Data entries:
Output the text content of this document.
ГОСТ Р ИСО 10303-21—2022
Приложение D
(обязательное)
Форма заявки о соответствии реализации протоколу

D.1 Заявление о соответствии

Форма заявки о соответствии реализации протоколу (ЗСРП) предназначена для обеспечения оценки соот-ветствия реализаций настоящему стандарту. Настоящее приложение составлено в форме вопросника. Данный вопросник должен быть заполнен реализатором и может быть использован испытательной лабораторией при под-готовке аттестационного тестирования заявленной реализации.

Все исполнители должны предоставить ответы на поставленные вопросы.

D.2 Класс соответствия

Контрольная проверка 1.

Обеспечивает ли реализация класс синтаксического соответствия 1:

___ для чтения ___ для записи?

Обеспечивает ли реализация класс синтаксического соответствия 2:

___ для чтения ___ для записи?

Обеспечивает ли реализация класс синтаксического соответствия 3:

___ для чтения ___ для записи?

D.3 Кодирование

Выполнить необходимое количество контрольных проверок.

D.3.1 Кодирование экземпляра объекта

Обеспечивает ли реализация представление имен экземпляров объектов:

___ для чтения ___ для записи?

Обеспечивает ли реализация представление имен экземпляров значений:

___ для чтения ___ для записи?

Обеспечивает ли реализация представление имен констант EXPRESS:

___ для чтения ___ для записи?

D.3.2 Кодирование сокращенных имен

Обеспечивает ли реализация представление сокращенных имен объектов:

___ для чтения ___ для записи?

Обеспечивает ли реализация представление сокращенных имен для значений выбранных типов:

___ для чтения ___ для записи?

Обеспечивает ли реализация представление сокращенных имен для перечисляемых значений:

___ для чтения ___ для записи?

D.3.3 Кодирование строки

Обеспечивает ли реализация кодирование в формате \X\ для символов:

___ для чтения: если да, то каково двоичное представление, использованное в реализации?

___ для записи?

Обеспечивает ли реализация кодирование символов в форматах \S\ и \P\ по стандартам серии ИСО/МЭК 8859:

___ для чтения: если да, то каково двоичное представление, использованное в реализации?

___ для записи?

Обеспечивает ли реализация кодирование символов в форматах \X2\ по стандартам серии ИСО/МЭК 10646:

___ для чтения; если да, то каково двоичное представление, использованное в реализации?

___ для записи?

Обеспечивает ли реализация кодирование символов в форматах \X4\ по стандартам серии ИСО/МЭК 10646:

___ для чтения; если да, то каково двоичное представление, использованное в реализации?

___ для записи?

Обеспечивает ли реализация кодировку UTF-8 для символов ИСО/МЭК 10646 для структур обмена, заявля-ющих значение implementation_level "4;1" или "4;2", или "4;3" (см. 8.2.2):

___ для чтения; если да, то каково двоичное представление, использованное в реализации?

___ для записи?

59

...

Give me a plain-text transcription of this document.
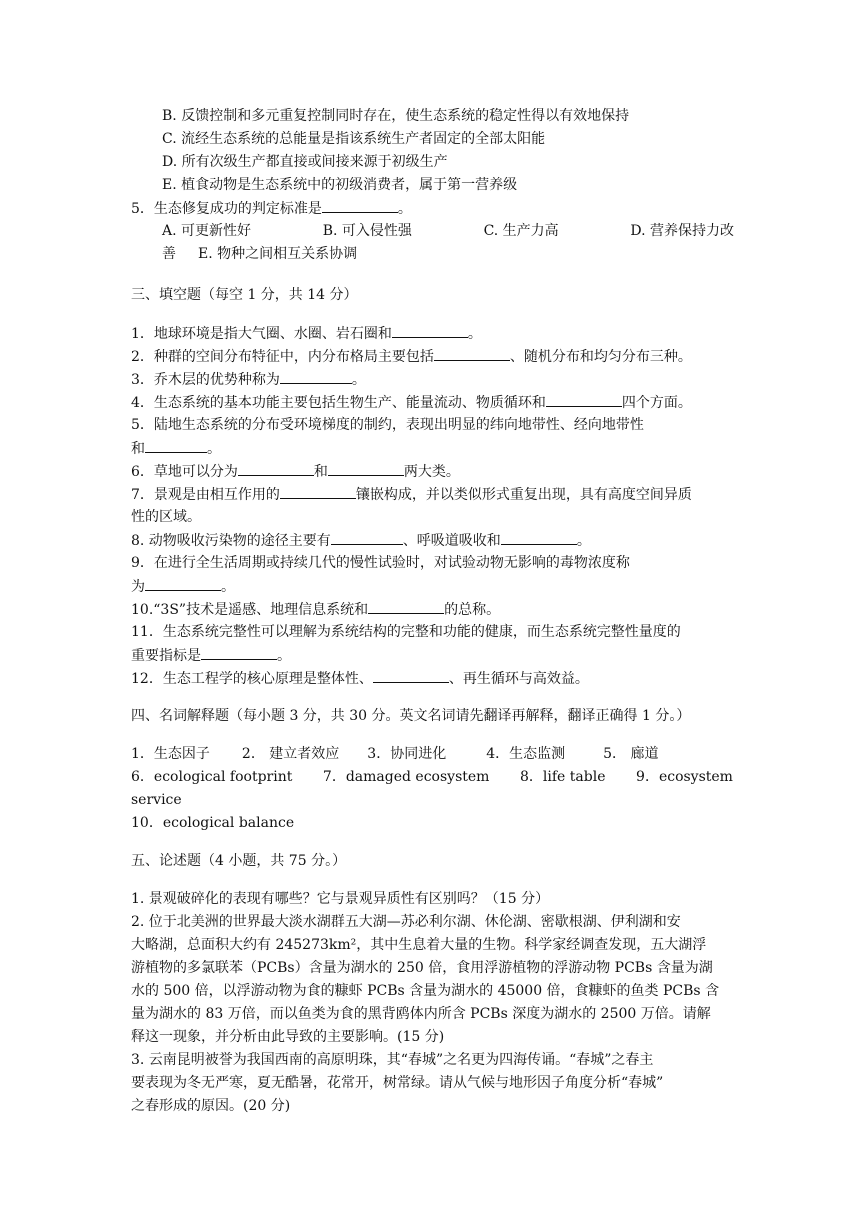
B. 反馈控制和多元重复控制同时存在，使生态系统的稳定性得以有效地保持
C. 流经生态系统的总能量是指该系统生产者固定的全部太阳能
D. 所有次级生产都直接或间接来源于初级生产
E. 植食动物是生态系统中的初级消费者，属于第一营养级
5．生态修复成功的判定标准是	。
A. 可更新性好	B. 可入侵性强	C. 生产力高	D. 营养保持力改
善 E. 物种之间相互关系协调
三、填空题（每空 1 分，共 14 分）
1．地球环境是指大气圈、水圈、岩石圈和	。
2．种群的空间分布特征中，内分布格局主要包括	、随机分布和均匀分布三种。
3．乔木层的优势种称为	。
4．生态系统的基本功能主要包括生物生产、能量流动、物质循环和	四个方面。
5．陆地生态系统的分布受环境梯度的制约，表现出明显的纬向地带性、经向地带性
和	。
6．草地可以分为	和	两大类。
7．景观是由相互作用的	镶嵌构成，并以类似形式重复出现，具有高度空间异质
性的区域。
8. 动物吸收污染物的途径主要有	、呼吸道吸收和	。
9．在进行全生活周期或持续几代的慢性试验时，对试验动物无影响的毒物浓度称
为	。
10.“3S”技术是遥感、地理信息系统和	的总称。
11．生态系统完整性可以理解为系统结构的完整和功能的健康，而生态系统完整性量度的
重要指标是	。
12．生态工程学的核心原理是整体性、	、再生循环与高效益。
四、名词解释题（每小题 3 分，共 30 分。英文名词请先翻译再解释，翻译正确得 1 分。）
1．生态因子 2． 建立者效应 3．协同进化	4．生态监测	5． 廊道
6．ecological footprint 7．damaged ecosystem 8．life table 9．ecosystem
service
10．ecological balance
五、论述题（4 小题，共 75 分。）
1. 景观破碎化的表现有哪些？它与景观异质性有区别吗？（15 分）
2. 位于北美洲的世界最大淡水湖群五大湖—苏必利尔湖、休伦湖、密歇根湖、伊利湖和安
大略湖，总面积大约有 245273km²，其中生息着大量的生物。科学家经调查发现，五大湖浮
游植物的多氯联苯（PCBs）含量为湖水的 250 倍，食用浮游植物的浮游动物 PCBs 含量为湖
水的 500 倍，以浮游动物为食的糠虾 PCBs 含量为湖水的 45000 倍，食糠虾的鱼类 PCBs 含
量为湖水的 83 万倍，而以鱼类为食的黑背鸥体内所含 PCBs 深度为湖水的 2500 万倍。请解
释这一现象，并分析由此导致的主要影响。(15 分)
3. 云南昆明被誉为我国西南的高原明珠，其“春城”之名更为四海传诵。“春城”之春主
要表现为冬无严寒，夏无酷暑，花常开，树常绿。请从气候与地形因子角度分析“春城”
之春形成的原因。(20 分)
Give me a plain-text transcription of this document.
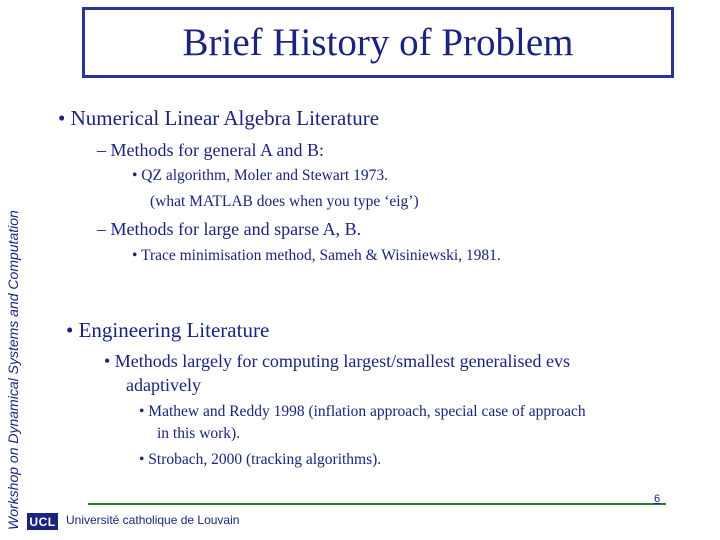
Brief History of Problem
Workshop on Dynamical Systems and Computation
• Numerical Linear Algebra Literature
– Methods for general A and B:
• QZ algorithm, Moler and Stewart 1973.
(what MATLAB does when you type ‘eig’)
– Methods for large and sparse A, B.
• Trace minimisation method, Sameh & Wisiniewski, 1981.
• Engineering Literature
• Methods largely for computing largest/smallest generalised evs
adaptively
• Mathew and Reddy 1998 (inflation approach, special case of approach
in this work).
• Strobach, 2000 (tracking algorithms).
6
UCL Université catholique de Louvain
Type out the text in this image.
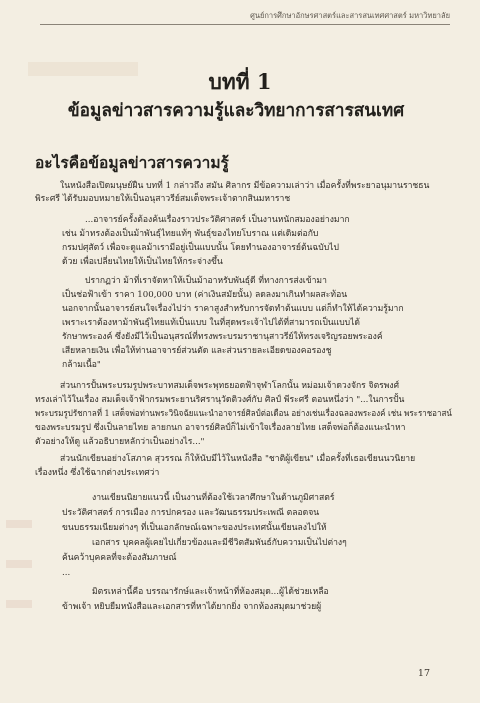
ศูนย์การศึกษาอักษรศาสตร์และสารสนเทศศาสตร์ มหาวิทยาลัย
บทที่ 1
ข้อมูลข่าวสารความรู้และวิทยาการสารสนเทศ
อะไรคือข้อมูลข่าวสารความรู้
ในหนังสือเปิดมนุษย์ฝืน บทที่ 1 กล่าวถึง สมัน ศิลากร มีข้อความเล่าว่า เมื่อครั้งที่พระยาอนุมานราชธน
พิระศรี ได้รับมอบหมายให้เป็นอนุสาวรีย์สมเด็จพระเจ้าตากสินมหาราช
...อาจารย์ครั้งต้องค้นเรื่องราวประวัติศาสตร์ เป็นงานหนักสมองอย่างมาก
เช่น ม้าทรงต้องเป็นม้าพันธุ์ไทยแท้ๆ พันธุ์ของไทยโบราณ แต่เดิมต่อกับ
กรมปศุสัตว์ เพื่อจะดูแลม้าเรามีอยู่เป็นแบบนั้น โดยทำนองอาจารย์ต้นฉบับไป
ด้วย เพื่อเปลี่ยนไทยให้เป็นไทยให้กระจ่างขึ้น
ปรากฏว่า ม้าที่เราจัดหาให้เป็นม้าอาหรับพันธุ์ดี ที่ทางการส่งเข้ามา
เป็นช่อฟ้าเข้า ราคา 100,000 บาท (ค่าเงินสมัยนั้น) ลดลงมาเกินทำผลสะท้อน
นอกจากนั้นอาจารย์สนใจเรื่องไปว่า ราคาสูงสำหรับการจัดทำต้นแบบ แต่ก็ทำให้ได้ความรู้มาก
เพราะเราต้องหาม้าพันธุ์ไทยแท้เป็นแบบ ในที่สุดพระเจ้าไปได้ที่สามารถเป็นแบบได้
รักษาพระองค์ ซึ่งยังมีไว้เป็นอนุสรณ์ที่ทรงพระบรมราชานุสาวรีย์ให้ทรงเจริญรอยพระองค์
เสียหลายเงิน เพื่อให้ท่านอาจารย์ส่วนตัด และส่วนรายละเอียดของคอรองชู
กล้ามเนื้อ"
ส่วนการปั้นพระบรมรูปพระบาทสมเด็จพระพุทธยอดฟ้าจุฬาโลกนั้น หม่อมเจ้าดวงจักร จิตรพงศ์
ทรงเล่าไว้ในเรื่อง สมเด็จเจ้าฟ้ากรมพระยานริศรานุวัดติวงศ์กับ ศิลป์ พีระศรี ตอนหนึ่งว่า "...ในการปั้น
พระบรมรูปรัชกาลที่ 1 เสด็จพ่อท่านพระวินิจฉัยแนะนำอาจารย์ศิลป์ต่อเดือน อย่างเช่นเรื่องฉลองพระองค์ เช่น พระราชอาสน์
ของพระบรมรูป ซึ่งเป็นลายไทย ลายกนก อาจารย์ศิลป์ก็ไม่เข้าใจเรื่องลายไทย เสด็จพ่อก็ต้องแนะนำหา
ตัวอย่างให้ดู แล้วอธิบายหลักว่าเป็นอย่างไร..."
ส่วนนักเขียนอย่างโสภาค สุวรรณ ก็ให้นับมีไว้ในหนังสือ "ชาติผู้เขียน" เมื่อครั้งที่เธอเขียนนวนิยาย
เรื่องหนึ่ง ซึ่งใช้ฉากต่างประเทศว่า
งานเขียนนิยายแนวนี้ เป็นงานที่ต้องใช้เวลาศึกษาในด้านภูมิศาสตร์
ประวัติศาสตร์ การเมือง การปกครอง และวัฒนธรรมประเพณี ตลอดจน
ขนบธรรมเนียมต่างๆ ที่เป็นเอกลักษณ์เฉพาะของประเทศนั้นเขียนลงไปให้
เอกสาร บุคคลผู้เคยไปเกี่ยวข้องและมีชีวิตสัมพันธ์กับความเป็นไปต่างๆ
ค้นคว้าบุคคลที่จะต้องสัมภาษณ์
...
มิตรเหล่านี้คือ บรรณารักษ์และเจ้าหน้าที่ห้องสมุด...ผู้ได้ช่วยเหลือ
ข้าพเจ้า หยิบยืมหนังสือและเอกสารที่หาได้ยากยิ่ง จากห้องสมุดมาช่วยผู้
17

GOAL: Respond with the number of lines containing "имен" and no additional words.

THE OUTPUT: 7